Problem description:
Give back the full listing, character for character, with no pictures.

Input rows:
+++

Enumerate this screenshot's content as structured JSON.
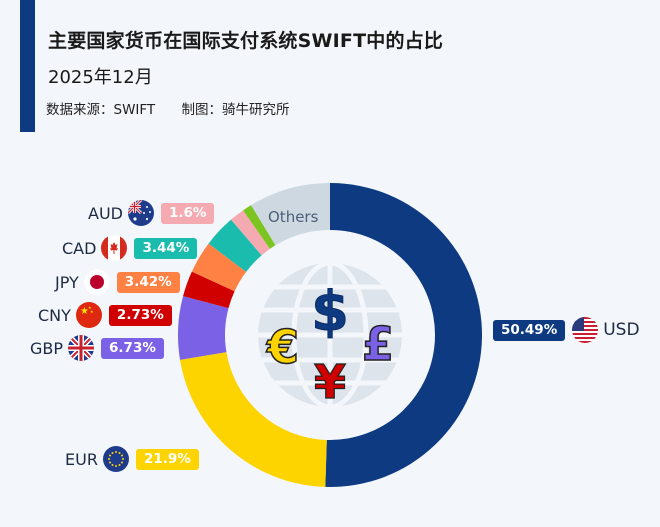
{
  "header": {
    "title": "主要国家货币在国际支付系统SWIFT中的占比",
    "subtitle": "2025年12月",
    "source": "数据来源：SWIFT",
    "credit": "制图：骑牛研究所"
  },
  "labels": {
    "usd": {
      "code": "USD",
      "value": "50.49%"
    },
    "eur": {
      "code": "EUR",
      "value": "21.9%"
    },
    "gbp": {
      "code": "GBP",
      "value": "6.73%"
    },
    "cny": {
      "code": "CNY",
      "value": "2.73%"
    },
    "jpy": {
      "code": "JPY",
      "value": "3.42%"
    },
    "cad": {
      "code": "CAD",
      "value": "3.44%"
    },
    "aud": {
      "code": "AUD",
      "value": "1.6%"
    },
    "others": "Others"
  },
  "center_icons": [
    "dollar-icon",
    "euro-icon",
    "pound-icon",
    "yen-icon",
    "globe-icon"
  ],
  "chart_data": {
    "type": "pie",
    "subtype": "donut",
    "title": "主要国家货币在国际支付系统SWIFT中的占比",
    "subtitle": "2025年12月",
    "source": "SWIFT",
    "categories": [
      "USD",
      "EUR",
      "GBP",
      "CNY",
      "JPY",
      "CAD",
      "AUD",
      "(unlabeled green)",
      "Others"
    ],
    "values": [
      50.49,
      21.9,
      6.73,
      2.73,
      3.42,
      3.44,
      1.6,
      1.0,
      8.69
    ],
    "labeled_values": {
      "USD": 50.49,
      "EUR": 21.9,
      "GBP": 6.73,
      "CNY": 2.73,
      "JPY": 3.42,
      "CAD": 3.44,
      "AUD": 1.6
    },
    "colors": {
      "USD": "#0d3a80",
      "EUR": "#fdd400",
      "GBP": "#7b61e6",
      "CNY": "#d10000",
      "JPY": "#ff8244",
      "CAD": "#1abcad",
      "AUD": "#f4aab0",
      "green": "#7cc520",
      "Others": "#cdd8e1"
    },
    "start_angle": "12 o'clock, clockwise",
    "legend": "inline labels with flags"
  }
}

+++

Solution to this problem:
Enumerate this screenshot's content as structured JSON.
{
  "header": {
    "title": "主要国家货币在国际支付系统SWIFT中的占比",
    "subtitle": "2025年12月",
    "source": "数据来源：SWIFT",
    "credit": "制图：骑牛研究所"
  },
  "labels": {
    "usd": {
      "code": "USD",
      "value": "50.49%"
    },
    "eur": {
      "code": "EUR",
      "value": "21.9%"
    },
    "gbp": {
      "code": "GBP",
      "value": "6.73%"
    },
    "cny": {
      "code": "CNY",
      "value": "2.73%"
    },
    "jpy": {
      "code": "JPY",
      "value": "3.42%"
    },
    "cad": {
      "code": "CAD",
      "value": "3.44%"
    },
    "aud": {
      "code": "AUD",
      "value": "1.6%"
    },
    "others": "Others"
  },
  "center_icons": [
    "dollar-icon",
    "euro-icon",
    "pound-icon",
    "yen-icon",
    "globe-icon"
  ],
  "chart_data": {
    "type": "pie",
    "subtype": "donut",
    "title": "主要国家货币在国际支付系统SWIFT中的占比",
    "subtitle": "2025年12月",
    "source": "SWIFT",
    "categories": [
      "USD",
      "EUR",
      "GBP",
      "CNY",
      "JPY",
      "CAD",
      "AUD",
      "(unlabeled green)",
      "Others"
    ],
    "values": [
      50.49,
      21.9,
      6.73,
      2.73,
      3.42,
      3.44,
      1.6,
      1.0,
      8.69
    ],
    "labeled_values": {
      "USD": 50.49,
      "EUR": 21.9,
      "GBP": 6.73,
      "CNY": 2.73,
      "JPY": 3.42,
      "CAD": 3.44,
      "AUD": 1.6
    },
    "colors": {
      "USD": "#0d3a80",
      "EUR": "#fdd400",
      "GBP": "#7b61e6",
      "CNY": "#d10000",
      "JPY": "#ff8244",
      "CAD": "#1abcad",
      "AUD": "#f4aab0",
      "green": "#7cc520",
      "Others": "#cdd8e1"
    },
    "start_angle": "12 o'clock, clockwise",
    "legend": "inline labels with flags"
  }
}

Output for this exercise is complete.